Copy word for word the part of the sailing report that begins at the words "The wind in" and stops after the words "the south west.".

*PASSAGE TO READ*.
--------------------
Andrew Craig's Chimaera from the Royal Irish Yacht Club was the winner of the Cruisers One/J109 Race five in DBSC's AIB Summer Series on Saturday. 

Racing was held in light southeasterly winds that never reach ten knots on Dublin Bay.

Craig beat RIYC club mate Tim and Richard Goodbody on White Mischief with Polly Barrington's Jalapeno in third place in an eight boat fleet.

Vincent Delany adds: 

The wind in Dublin Bay threw up plenty of surprises on Saturday 21 May.

In the J109 fleet, a gust of wind caused much of the fleet to broach, such that they had great difficulty getting back on course.

Meanwhile, in Cruisers 0, the lead boat was the new WOW, which had a huge lead over her co-competitors as she flew what looked like a brand new white gennaker as she ghosted along in three-four knots of wind from the east. She rounded a mark (possibly the Merrion Mark) and instead of rounding up onto the wind, she tacked. This was because the wind had flipped around to the south west.

On the Green fleet, with Barry O'Neill as OOD, he started the SB20s, Sportsboats and Dragons, Flying Fifteens etc. in less than 3 knots of wind with a beat to the east to a laid mark about one kilometre away. Eac fleet started three minutes after the previous fleet. The last fleet to start, twelve minutes after the Dragons and Sportsboats were the Squibs and Mermaids.
--------------------
*EXCERPTED RECORDS*.

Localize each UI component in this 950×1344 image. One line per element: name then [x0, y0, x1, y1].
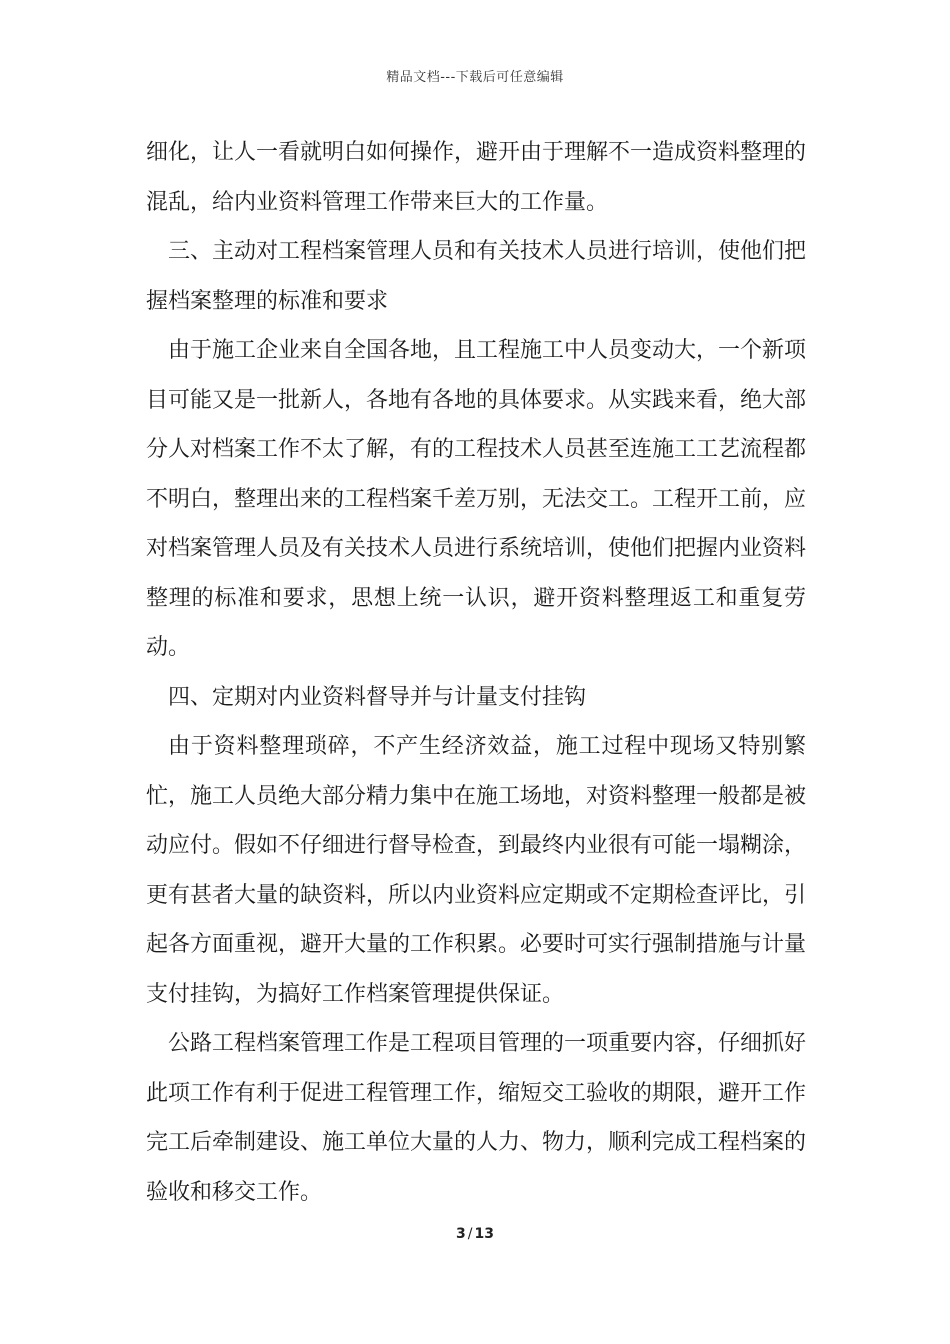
paragraph-4: 公路工程档案管理工作是工程项目管理的一项重要内容，仔细抓好此项工作有利于促进工程管理工作，缩短交工验收的期限，避开工作完工后牵制建设、施工单位大量的人力、物力，顺利完成工程档案的验收和移交工作。	[146, 1031, 807, 1205]
page-header: 精品文档---下载后可任意编辑	[386, 70, 564, 85]
total-pages: 13	[474, 1226, 494, 1242]
paragraph-1: 细化，让人一看就明白如何操作，避开由于理解不一造成资料整理的混乱，给内业资料管理工作带来巨大的工作量。	[146, 140, 807, 215]
paragraph-3: 由于资料整理琐碎，不产生经济效益，施工过程中现场又特别繁忙，施工人员绝大部分精力集中在施工场地，对资料整理一般都是被动应付。假如不仔细进行督导检查，到最终内业很有可能一塌糊涂，更有甚者大量的缺资料，所以内业资料应定期或不定期检查评比，引起各方面重视，避开大量的工作积累。必要时可实行强制措施与计量支付挂钩，为搞好工作档案管理提供保证。	[146, 734, 807, 1007]
paragraph-2: 由于施工企业来自全国各地，且工程施工中人员变动大，一个新项目可能又是一批新人，各地有各地的具体要求。从实践来看，绝大部分人对档案工作不太了解，有的工程技术人员甚至连施工工艺流程都不明白，整理出来的工程档案千差万别，无法交工。工程开工前，应对档案管理人员及有关技术人员进行系统培训，使他们把握内业资料整理的标准和要求，思想上统一认识，避开资料整理返工和重复劳动。	[146, 338, 807, 660]
page-number	[0, 1226, 950, 1242]
section-heading-4: 四、定期对内业资料督导并与计量支付挂钩	[168, 684, 587, 710]
page-separator: /	[467, 1226, 473, 1242]
current-page: 3	[456, 1226, 466, 1242]
document-body	[146, 128, 806, 1217]
section-heading-3: 三、主动对工程档案管理人员和有关技术人员进行培训，使他们把握档案整理的标准和要求	[146, 239, 807, 314]
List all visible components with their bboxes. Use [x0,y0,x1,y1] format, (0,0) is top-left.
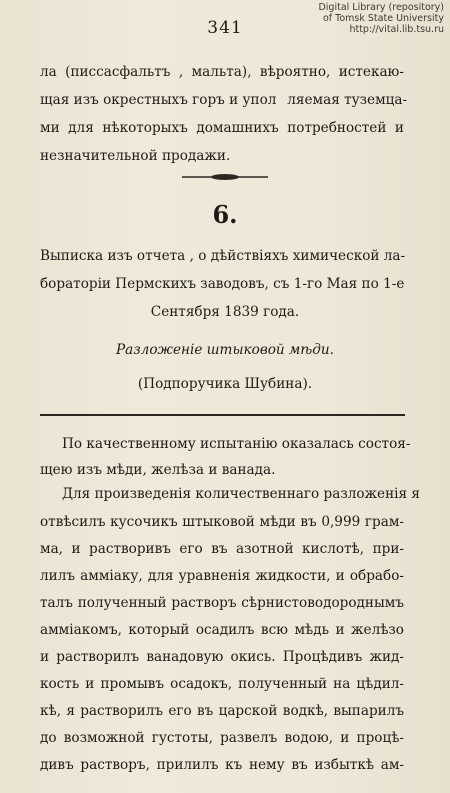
intro-line: щая изъ окрестныхъ горъ и уполляемая туземца- [40,92,408,108]
body-line: лилъ аммiаку, для уравненія жидкости, и обрабо- [40,568,404,584]
intro-line: ла (писсасфальтъ , мальта), вѣроятно, истекаю- [40,64,404,80]
body-line: ма, и растворивъ его въ азотной кислотѣ, при- [40,541,404,557]
section-heading-line: бораторіи Пермскихъ заводовъ, съ 1-го Мая по 1-е [40,276,405,292]
intro-line: незначительной продажи. [40,148,231,164]
horizontal-rule [40,414,405,416]
section-heading-line: Выписка изъ отчета , о дѣйствіяхъ химической ла- [40,248,406,264]
section-number: 6. [212,200,238,229]
watermark-url: http://vital.lib.tsu.ru [349,24,444,35]
body-line: и растворилъ ванадовую окись. Процѣдивъ жид- [40,649,404,665]
watermark-line-1: Digital Library (repository) [318,2,444,13]
body-line: кѣ, я растворилъ его въ царской водкѣ, выпарилъ [40,703,404,719]
body-line: Для произведенія количественнаго разложенія я [62,486,420,502]
body-line: кость и промывъ осадокъ, полученный на цѣдил- [40,676,404,692]
body-line: По качественному испытанію оказалась состоя- [62,436,411,452]
body-line: талъ полученный растворъ сѣрнистоводороднымъ [40,595,404,611]
section-subtitle: Разложеніе штыковой мѣди. [116,342,334,358]
ornamental-divider [180,172,270,182]
section-heading-line: Сентября 1839 года. [150,304,300,320]
body-line: отвѣсилъ кусочикъ штыковой мѣди въ 0,999 грам- [40,514,404,530]
body-line: до возможной густоты, развелъ водою, и процѣ- [40,730,404,746]
body-line: щею изъ мѣди, желѣза и ванада. [40,462,276,478]
intro-line: ми для нѣкоторыхъ домашнихъ потребностей и [40,120,404,136]
watermark-line-2: of Tomsk State University [323,13,444,24]
body-line: аммiакомъ, который осадилъ всю мѣдь и желѣзо [40,622,404,638]
body-line: дивъ растворъ, прилилъ къ нему въ избыткѣ ам- [40,757,404,773]
page-number: 341 [207,18,243,38]
section-author: (Подпоручика Шубина). [137,376,313,392]
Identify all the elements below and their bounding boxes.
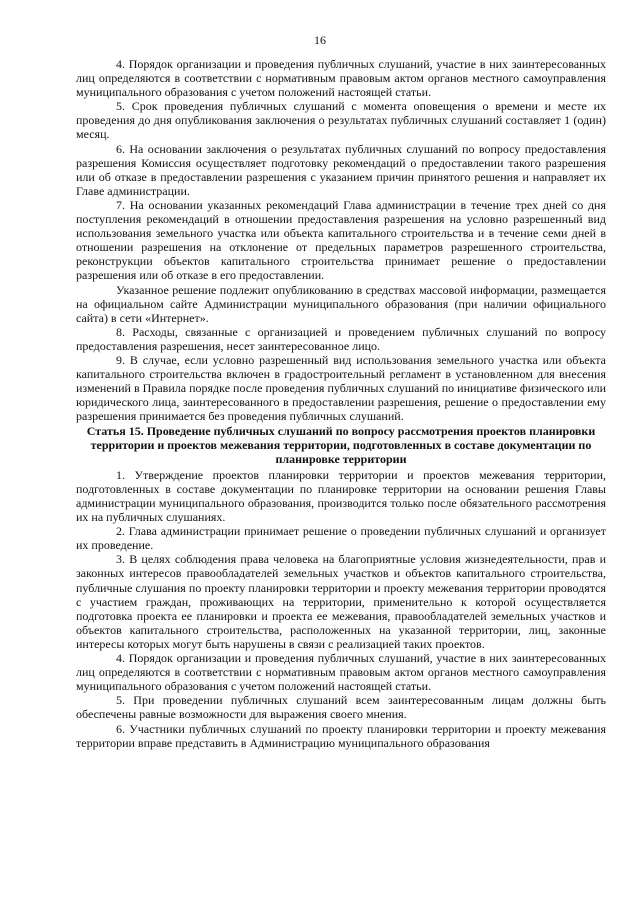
paragraph: 9. В случае, если условно разрешенный вид использования земельного участка или объекта капитального строительства включен в градостроительный регламент в установленном для внесения изменений в Правила порядке после проведения публичных слушаний по инициативе физического или юридического лица, заинтересованного в предоставлении разрешения, решение о предоставлении ему разрешения принимается без проведения публичных слушаний. xyxy=(76,352,606,424)
paragraph: 5. При проведении публичных слушаний всем заинтересованным лицам должны быть обеспечены равные возможности для выражения своего мнения. xyxy=(76,693,606,722)
paragraph: 7. На основании указанных рекомендаций Глава администрации в течение трех дней со дня поступления рекомендаций в отношении предоставления разрешения на условно разрешенный вид использования земельного участка или объекта капитального строительства и в течение семи дней в отношении разрешения на отклонение от предельных параметров разрешенного строительства, реконструкции объектов капитального строительства принимает решение о предоставлении разрешения или об отказе в его предоставлении. xyxy=(76,197,606,283)
paragraph: 5. Срок проведения публичных слушаний с момента оповещения о времени и месте их проведения до дня опубликования заключения о результатах публичных слушаний составляет 1 (один) месяц. xyxy=(76,99,606,142)
paragraph: 4. Порядок организации и проведения публичных слушаний, участие в них заинтересованных лиц определяются в соответствии с нормативным правовым актом органов местного самоуправления муниципального образования с учетом положений настоящей статьи. xyxy=(76,651,606,694)
paragraph: Указанное решение подлежит опубликованию в средствах массовой информации, размещается на официальном сайте Администрации муниципального образования (при наличии официального сайта) в сети «Интернет». xyxy=(76,282,606,325)
paragraph: 6. Участники публичных слушаний по проекту планировки территории и проекту межевания территории вправе представить в Администрацию муниципального образования xyxy=(76,721,606,750)
document-body xyxy=(76,57,606,750)
paragraph: 4. Порядок организации и проведения публичных слушаний, участие в них заинтересованных лиц определяются в соответствии с нормативным правовым актом органов местного самоуправления муниципального образования с учетом положений настоящей статьи. xyxy=(76,57,606,100)
paragraph: 3. В целях соблюдения права человека на благоприятные условия жизнедеятельности, прав и законных интересов правообладателей земельных участков и объектов капитального строительства, публичные слушания по проекту планировки территории и проекту межевания территории проводятся с участием граждан, проживающих на территории, применительно к которой осуществляется подготовка проекта ее планировки и проекта ее межевания, правообладателей земельных участков и объектов капитального строительства, расположенных на указанной территории, лиц, законные интересы которых могут быть нарушены в связи с реализацией таких проектов. xyxy=(76,552,606,651)
paragraph: 6. На основании заключения о результатах публичных слушаний по вопросу предоставления разрешения Комиссия осуществляет подготовку рекомендаций о предоставлении такого разрешения или об отказе в предоставлении разрешения с указанием причин принятого решения и направляет их Главе администрации. xyxy=(76,141,606,198)
paragraph: 1. Утверждение проектов планировки территории и проектов межевания территории, подготовленных в составе документации по планировке территории на основании решения Главы администрации муниципального образования, производится только после обязательного рассмотрения их на публичных слушаниях. xyxy=(76,467,606,525)
article-heading: Статья 15. Проведение публичных слушаний по вопросу рассмотрения проектов планировки территории и проектов межевания территории, подготовленных в составе документации по планировке территории xyxy=(86,424,596,467)
paragraph: 2. Глава администрации принимает решение о проведении публичных слушаний и организует их проведение. xyxy=(76,524,606,553)
paragraph: 8. Расходы, связанные с организацией и проведением публичных слушаний по вопросу предоставления разрешения, несет заинтересованное лицо. xyxy=(76,324,606,353)
page-number: 16 xyxy=(314,33,326,47)
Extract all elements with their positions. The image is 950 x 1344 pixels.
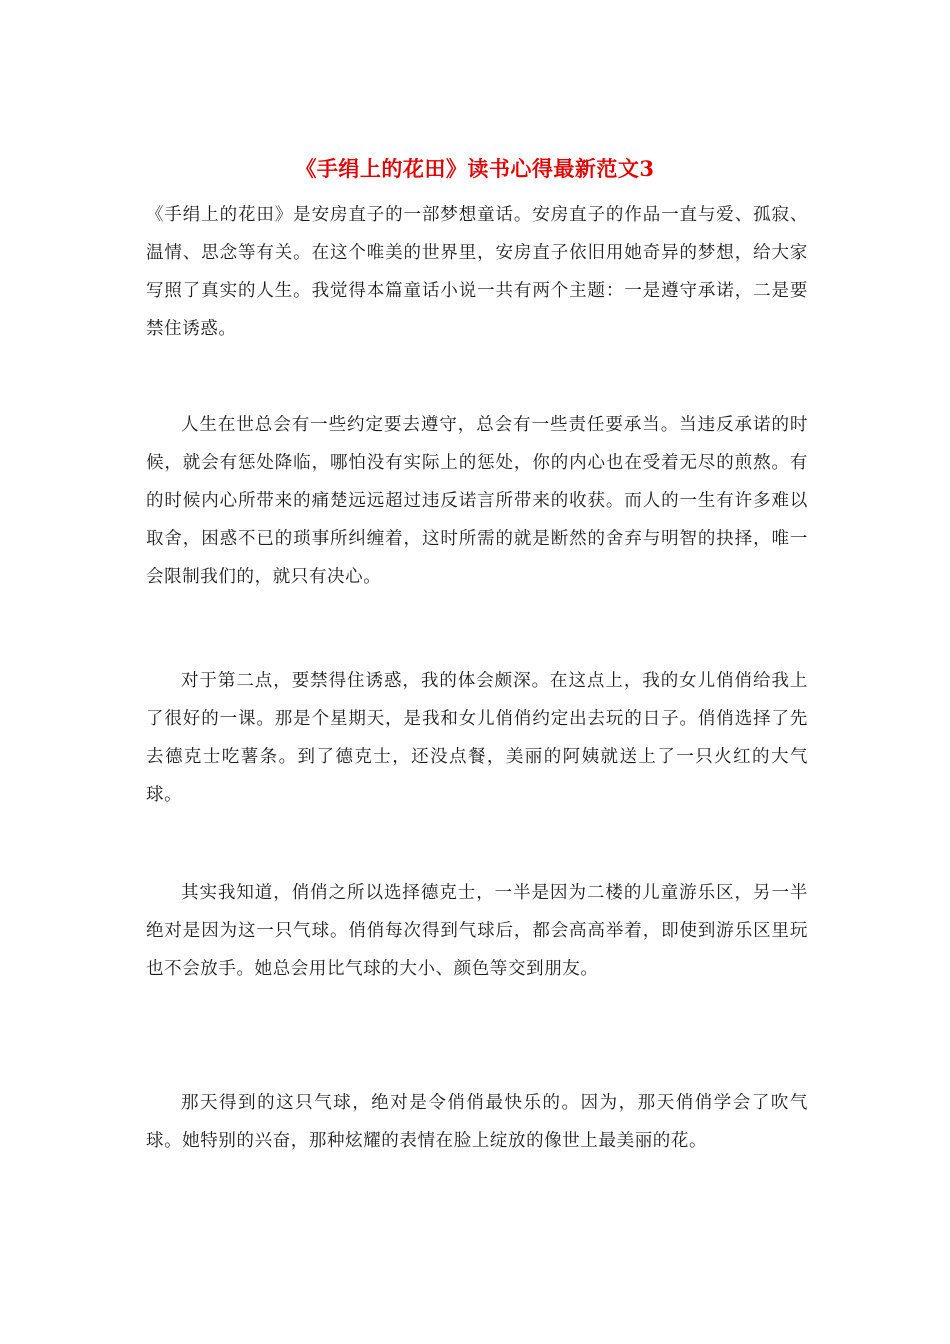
document-title: 《手绢上的花田》读书心得最新范文3 xyxy=(295,156,655,181)
paragraph-balloon: 其实我知道，俏俏之所以选择德克士，一半是因为二楼的儿童游乐区，另一半绝对是因为这一只气球。俏俏每次得到气球后，都会高高举着，即使到游乐区里玩也不会放手。她总会用比气球的大小、颜色等交到朋友。 xyxy=(146,883,808,979)
paragraph-intro: 《手绢上的花田》是安房直子的一部梦想童话。安房直子的作品一直与爱、孤寂、温情、思念等有关。在这个唯美的世界里，安房直子依旧用她奇异的梦想，给大家写照了真实的人生。我觉得本篇童话小说一共有两个主题：一是遵守承诺，二是要禁住诱惑。 xyxy=(146,205,808,339)
paragraph-promise: 人生在世总会有一些约定要去遵守，总会有一些责任要承当。当违反承诺的时候，就会有惩处降临，哪怕没有实际上的惩处，你的内心也在受着无尽的煎熬。有的时候内心所带来的痛楚远远超过违反诺言所带来的收获。而人的一生有许多难以取舍，困惑不已的琐事所纠缠着，这时所需的就是断然的舍弃与明智的抉择，唯一会限制我们的，就只有决心。 xyxy=(146,415,808,587)
paragraph-happiness: 那天得到的这只气球，绝对是令俏俏最快乐的。因为，那天俏俏学会了吹气球。她特别的兴奋，那种炫耀的表情在脸上绽放的像世上最美丽的花。 xyxy=(146,1093,808,1151)
paragraph-temptation: 对于第二点，要禁得住诱惑，我的体会颇深。在这点上，我的女儿俏俏给我上了很好的一课。那是个星期天，是我和女儿俏俏约定出去玩的日子。俏俏选择了先去德克士吃薯条。到了德克士，还没点餐，美丽的阿姨就送上了一只火红的大气球。 xyxy=(146,671,808,805)
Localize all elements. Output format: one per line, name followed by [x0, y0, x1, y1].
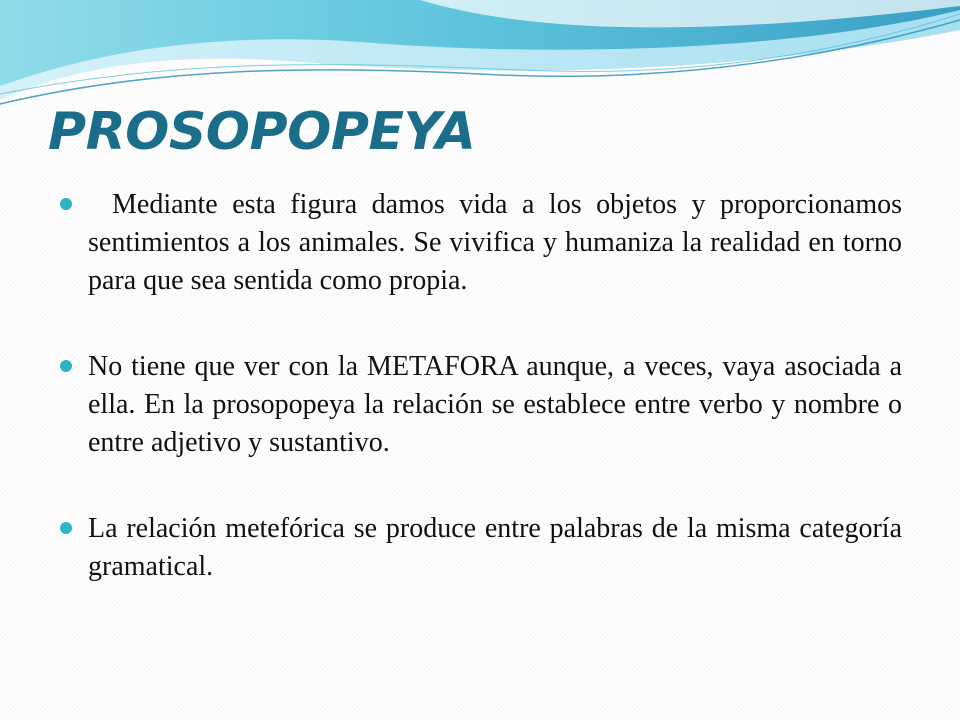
bullet-dot-icon	[60, 360, 72, 372]
bullet-item	[60, 348, 902, 462]
bullet-text: Mediante esta figura damos vida a los objetos y proporcionamos sentimientos a los animales. Se vivifica y humaniza la realidad en torno para que sea sentida como propia.	[88, 189, 902, 296]
bullet-text: La relación metefórica se produce entre palabras de la misma categoría gramatical.	[88, 513, 902, 582]
bullet-item	[60, 186, 902, 300]
slide-title: PROSOPOPEYA	[48, 102, 476, 162]
bullet-text: No tiene que ver con la METAFORA aunque, a veces, vaya asociada a ella. En la prosopopeya la relación se establece entre verbo y nombre o entre adjetivo y sustantivo.	[88, 351, 902, 458]
bullet-dot-icon	[60, 198, 72, 210]
bullet-list	[60, 186, 902, 634]
bullet-dot-icon	[60, 522, 72, 534]
bullet-item	[60, 510, 902, 586]
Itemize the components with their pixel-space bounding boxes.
--------------------
*SOLUTION FOR THIS TASK*.
The wind in Dublin Bay threw up plenty of surprises on Saturday 21 May.

In the J109 fleet, a gust of wind caused much of the fleet to broach, such that they had great difficulty getting back on course.

Meanwhile, in Cruisers 0, the lead boat was the new WOW, which had a huge lead over her co-competitors as she flew what looked like a brand new white gennaker as she ghosted along in three-four knots of wind from the east. She rounded a mark (possibly the Merrion Mark) and instead of rounding up onto the wind, she tacked. This was because the wind had flipped around to the south west.